「神の子イエス・キリスト」と題された引用本文を、三文で要約してください。

引用本文 ::
──────────
「神の子イエス・キリスト」 ルカ福音書二○章四一ー四四節

 イエス・キリストはご自分が最後は十字架にかけられて死ぬとを自覚して、いよいよエルサレムに入ったのです。それから律法学者、祭司長たちや、サドカイ派の人々と論争いたしました。それはみな主イエスをなんとか捕らえようとする口実を作るために、彼らのほうから仕掛けてきた論争でした。イエスはその一つ一つを退けて、彼らにイエスを逮捕できる決定的な口実を与えませんでした。それで彼らはイエスを昼間に民衆の間で公然と逮捕できなかったのであります。

 ルカによる福音書では、最後はサドカイ派の人々との復活問答でした。そこでイエスが見事な答えを出したので、二○章の四○節をみますと、「彼らはそれ以上何もあえて問いかけようとはしなかった」と記されております。
 
 そしてそのイエスとの論争の最後は、イエスのほうから仕掛けた論争で終わっております。
 四一節からみますと、イエスは人々にこう問いかけます。「どうして人々はキリストをダビデの子だというのか」と問いかけます。これはキリスト、つまりメシア、救い主のことを、人々が「ダビデの子」といういいかたをして来たことをとりあげているのです。

 ルカによる福音書にはないのですが、マタイによる福音書には、イエスがエルサレムにろばの子に乗って入ってきた時に、人々は「ダビデの子に、ホサナ、主の御名によってきたる者に、祝福あれ、いと高き所に、ホサナ」といって、歓迎して迎えたのであります。ホサナというのは、「救いたまえ、救ってください」という意味であります。

 ルカによる福音書でも、イエスがエリコの近くにきた時に、ある盲人がイエスに対して「ダビデの子イエスよ、わたしをあわれんでください」と、叫んでおります。

 「ダビデの子」というのは、イスラエルでは、救い主の意味になっていたのであります。ダビデというのは、イスラエルでは優れた王でした。それでダビデは理想化されていって、次第に、そのダビデの血筋をひく救い主がが生まれて、そのかたがわれわれイスラエルを救ってくれるだろうという期待が人々に広がって、「ダビデの子」という言葉が救い主、メシアの意味になっていったのであります。
──────────
資料抜粋 ::
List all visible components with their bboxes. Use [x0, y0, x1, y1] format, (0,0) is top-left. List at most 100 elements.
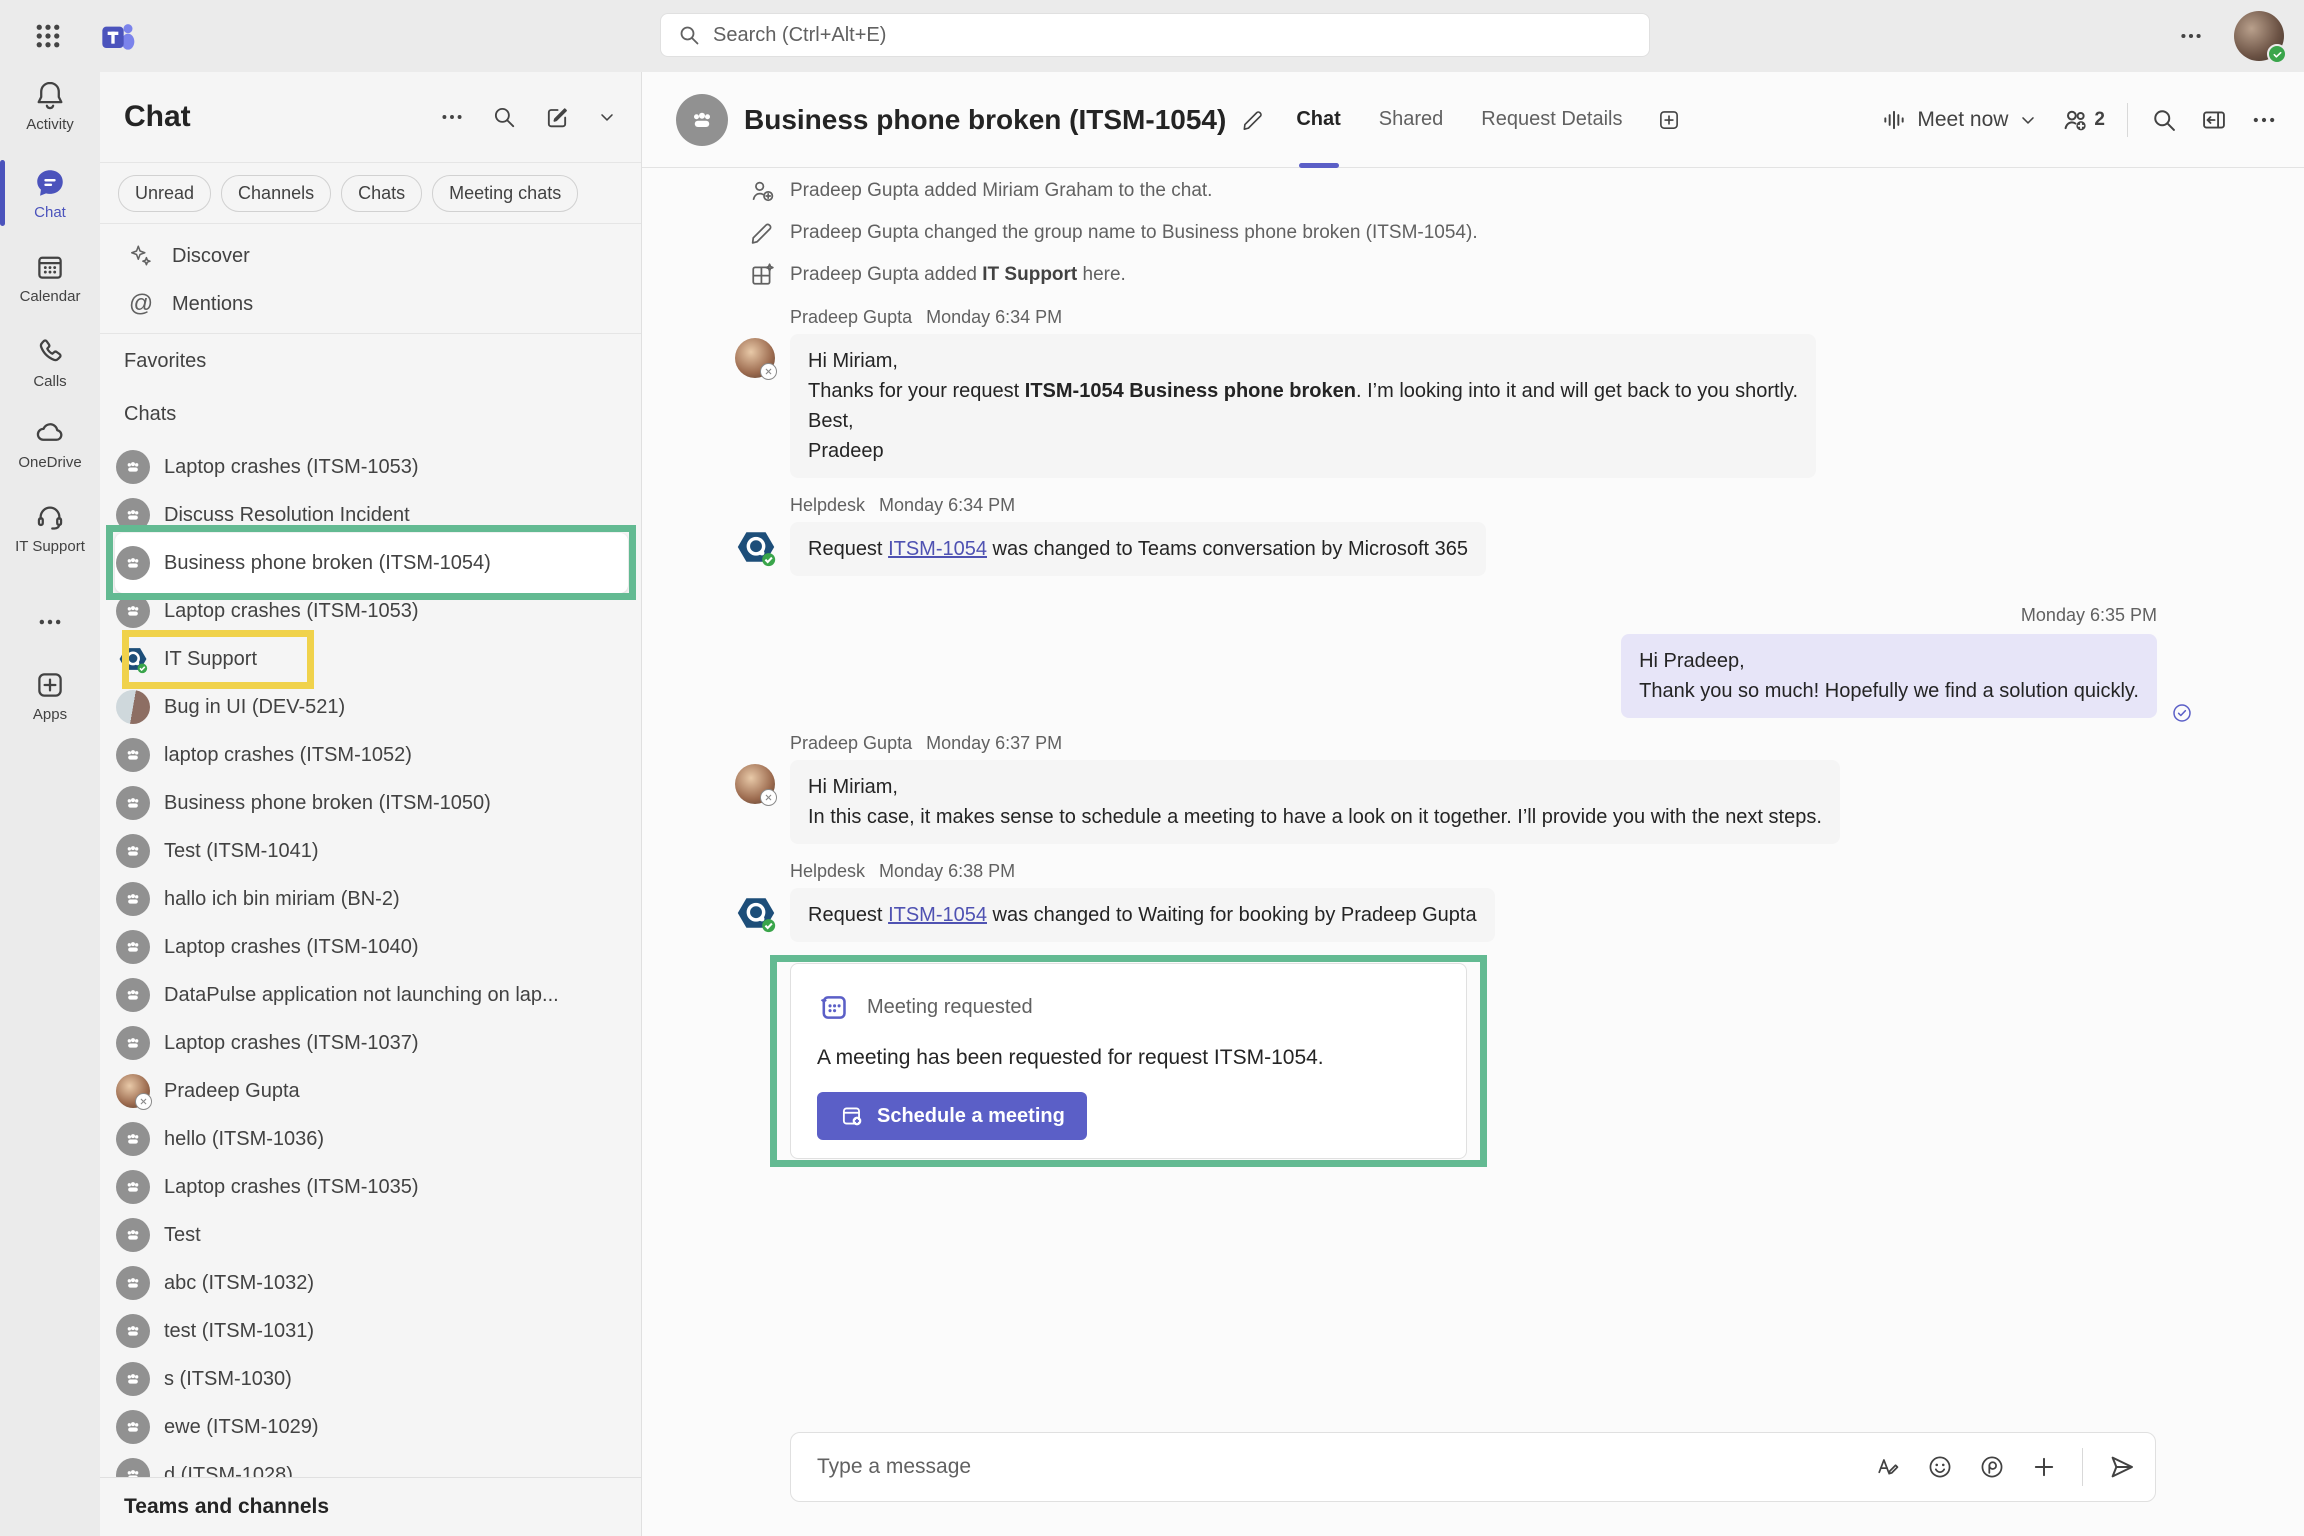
──────────
解答 :: エルサレムに入ったイエスは、自分を捕らえる口実を作ろうとする律法学者、祭司長たち、サドカイ派の人々との論争をひとつひとつ退け、逮捕の決定的な口実を与えなかった。論争の最後はイエスのほうから仕掛けたもので、イエスは「どうして人々はキリストをダビデの子だというのか」と問いかけた。優れた王であったダビデが理想化され、その血筋をひく救い主がイスラエルを救うという期待が広がったため、「ダビデの子」という言葉は救い主、メシアを意味するようになっていた。